- EXCERPTED DATA -
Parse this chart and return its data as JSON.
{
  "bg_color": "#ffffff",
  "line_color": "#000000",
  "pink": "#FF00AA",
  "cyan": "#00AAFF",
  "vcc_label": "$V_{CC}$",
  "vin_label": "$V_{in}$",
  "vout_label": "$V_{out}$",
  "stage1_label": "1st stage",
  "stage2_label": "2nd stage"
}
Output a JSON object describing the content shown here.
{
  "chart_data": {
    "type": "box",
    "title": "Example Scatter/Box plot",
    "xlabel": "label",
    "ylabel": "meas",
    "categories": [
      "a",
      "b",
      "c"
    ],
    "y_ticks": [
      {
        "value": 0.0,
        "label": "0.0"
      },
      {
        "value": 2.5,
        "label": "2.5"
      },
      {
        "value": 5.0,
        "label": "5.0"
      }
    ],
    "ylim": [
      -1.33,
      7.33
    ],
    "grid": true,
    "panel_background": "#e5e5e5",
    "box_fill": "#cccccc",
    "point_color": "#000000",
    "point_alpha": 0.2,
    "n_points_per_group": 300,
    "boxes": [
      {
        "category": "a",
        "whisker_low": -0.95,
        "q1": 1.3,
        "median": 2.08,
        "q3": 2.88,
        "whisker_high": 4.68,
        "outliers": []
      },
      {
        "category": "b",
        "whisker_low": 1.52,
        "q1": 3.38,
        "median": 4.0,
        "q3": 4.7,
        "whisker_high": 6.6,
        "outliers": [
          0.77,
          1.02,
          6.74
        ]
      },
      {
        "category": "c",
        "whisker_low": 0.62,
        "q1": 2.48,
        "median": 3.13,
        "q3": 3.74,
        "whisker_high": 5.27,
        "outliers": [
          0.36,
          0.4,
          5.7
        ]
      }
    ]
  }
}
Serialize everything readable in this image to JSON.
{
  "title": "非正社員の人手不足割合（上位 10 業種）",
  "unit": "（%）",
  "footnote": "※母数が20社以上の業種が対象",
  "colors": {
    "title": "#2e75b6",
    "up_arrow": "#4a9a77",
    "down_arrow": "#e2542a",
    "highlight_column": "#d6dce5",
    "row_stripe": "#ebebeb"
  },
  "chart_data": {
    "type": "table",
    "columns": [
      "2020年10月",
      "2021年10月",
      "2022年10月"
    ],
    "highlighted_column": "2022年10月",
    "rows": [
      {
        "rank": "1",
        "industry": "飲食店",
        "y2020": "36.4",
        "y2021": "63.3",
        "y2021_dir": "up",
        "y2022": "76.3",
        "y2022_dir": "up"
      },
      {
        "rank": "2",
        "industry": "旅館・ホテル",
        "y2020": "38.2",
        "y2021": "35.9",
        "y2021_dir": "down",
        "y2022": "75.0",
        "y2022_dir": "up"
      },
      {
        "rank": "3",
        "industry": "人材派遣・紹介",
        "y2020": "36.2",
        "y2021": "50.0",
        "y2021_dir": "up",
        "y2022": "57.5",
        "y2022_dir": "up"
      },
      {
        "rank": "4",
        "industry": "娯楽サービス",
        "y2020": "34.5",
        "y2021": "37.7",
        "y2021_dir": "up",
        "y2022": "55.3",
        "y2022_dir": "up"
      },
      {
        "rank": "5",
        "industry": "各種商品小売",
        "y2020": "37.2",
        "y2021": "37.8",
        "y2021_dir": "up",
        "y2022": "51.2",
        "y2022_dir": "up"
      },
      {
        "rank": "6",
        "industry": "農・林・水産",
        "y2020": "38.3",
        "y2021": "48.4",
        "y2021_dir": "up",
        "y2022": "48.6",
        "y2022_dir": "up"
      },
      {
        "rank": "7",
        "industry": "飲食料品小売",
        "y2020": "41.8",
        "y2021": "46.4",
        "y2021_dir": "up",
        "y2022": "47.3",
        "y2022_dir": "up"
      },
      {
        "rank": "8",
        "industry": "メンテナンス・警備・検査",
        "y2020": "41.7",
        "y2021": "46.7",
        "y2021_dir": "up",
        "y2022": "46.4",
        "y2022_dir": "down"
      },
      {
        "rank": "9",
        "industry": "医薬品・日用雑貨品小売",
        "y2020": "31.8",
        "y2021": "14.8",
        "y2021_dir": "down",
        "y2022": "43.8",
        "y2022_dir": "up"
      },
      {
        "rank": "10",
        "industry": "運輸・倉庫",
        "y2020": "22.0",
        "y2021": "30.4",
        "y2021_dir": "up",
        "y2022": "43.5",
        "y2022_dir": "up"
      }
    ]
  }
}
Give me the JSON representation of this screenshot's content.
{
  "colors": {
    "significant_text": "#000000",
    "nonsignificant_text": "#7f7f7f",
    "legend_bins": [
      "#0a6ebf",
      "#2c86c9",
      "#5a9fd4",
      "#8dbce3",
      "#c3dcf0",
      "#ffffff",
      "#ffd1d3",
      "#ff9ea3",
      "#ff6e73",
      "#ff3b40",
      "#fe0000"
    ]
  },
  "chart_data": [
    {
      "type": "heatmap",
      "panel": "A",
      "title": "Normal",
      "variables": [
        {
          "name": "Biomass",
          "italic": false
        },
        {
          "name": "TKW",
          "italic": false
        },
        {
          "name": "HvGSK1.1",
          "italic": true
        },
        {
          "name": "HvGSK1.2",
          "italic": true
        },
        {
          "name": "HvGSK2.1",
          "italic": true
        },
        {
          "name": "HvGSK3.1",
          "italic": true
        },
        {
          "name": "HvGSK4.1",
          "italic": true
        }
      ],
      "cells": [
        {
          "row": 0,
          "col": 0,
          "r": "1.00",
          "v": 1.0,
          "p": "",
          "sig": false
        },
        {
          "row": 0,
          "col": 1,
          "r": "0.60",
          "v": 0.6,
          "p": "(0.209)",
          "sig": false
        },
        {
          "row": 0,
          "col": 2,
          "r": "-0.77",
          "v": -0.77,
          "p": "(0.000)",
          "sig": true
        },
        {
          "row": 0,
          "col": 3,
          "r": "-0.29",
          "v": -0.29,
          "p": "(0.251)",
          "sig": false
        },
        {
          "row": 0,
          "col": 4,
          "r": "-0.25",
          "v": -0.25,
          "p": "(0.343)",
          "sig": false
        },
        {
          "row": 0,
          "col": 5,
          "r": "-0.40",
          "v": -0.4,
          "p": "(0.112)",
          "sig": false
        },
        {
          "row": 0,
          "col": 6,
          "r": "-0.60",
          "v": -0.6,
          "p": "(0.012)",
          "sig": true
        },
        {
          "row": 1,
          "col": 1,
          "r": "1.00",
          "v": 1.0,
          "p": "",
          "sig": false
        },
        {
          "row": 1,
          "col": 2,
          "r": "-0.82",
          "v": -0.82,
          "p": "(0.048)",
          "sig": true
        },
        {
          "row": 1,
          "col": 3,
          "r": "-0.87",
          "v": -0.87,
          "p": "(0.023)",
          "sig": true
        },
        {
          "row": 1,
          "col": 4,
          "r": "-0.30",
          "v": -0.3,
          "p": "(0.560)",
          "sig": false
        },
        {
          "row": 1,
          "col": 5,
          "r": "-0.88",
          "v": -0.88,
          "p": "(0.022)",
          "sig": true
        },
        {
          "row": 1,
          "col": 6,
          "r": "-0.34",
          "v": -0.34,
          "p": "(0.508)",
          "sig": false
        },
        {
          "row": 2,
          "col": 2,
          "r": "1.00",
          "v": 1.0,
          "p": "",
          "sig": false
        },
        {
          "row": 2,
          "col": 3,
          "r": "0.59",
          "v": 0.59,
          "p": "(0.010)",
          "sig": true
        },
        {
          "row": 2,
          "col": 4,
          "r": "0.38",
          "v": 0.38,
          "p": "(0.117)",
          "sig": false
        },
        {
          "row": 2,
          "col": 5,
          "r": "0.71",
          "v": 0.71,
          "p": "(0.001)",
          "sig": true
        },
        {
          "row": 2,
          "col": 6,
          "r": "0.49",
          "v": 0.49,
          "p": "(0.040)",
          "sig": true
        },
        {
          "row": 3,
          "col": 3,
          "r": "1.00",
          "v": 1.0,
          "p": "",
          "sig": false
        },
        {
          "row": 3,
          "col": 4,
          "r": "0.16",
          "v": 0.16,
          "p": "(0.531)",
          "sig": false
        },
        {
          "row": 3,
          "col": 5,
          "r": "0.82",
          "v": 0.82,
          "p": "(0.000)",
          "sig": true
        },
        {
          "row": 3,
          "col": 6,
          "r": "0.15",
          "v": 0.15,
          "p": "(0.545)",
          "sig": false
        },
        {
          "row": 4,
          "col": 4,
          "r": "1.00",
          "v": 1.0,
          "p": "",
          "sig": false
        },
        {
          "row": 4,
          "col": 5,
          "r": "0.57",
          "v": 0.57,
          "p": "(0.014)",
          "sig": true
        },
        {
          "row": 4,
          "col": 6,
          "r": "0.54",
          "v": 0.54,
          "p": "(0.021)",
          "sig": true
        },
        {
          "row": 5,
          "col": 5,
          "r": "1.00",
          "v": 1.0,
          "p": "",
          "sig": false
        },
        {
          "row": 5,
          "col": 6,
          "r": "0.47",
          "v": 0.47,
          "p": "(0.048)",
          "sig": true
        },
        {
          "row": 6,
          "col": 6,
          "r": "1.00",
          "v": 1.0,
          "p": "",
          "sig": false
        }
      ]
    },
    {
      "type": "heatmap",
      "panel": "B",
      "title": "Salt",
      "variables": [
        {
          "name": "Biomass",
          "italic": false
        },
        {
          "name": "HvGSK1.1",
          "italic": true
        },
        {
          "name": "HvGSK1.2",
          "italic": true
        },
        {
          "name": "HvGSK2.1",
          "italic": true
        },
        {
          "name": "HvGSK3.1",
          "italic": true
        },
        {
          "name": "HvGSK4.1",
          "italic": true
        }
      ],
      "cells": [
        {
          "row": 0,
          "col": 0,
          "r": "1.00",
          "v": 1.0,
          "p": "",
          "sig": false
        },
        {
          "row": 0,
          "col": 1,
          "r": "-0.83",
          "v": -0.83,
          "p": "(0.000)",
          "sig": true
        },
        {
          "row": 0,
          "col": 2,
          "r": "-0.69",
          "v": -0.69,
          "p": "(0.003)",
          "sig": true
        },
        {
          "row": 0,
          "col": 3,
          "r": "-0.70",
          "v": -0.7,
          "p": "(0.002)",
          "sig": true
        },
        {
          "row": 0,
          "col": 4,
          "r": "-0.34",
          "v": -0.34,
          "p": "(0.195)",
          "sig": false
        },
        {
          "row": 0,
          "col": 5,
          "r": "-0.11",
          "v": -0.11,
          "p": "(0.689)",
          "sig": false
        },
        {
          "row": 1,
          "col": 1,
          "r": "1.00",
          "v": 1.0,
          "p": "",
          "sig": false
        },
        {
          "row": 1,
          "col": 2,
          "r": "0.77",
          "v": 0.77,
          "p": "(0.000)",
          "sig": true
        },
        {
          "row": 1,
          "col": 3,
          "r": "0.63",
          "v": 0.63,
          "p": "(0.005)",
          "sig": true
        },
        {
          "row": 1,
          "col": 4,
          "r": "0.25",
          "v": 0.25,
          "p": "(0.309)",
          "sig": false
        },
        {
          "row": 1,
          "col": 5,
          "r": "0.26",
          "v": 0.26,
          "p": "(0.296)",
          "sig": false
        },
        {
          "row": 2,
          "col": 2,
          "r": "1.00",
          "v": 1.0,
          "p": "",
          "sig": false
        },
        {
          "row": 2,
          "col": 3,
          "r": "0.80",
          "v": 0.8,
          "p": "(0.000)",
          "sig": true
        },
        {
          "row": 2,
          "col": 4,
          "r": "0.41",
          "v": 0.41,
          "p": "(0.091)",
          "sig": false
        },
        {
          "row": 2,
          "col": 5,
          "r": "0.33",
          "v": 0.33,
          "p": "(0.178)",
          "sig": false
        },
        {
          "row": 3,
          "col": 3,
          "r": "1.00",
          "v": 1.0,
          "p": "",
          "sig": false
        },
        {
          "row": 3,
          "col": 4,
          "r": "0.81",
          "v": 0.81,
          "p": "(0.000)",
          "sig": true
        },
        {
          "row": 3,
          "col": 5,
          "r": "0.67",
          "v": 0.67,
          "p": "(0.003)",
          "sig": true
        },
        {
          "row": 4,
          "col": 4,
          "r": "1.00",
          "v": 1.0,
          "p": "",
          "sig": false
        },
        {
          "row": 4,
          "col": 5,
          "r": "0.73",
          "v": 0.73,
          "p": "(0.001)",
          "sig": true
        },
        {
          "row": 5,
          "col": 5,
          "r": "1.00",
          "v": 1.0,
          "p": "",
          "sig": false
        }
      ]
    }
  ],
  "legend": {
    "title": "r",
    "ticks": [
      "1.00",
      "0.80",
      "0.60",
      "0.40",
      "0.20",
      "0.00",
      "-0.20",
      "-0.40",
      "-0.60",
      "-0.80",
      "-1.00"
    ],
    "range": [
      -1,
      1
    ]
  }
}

- YOUR INSTRUCTIONS -
Look through the records and gather each line with the word "this".

- PROBLEM SOLUTION -
Parse this chart and return its data as JSON.
Serialize everything readable in this image to JSON.
Give me the JSON representation of this screenshot's content.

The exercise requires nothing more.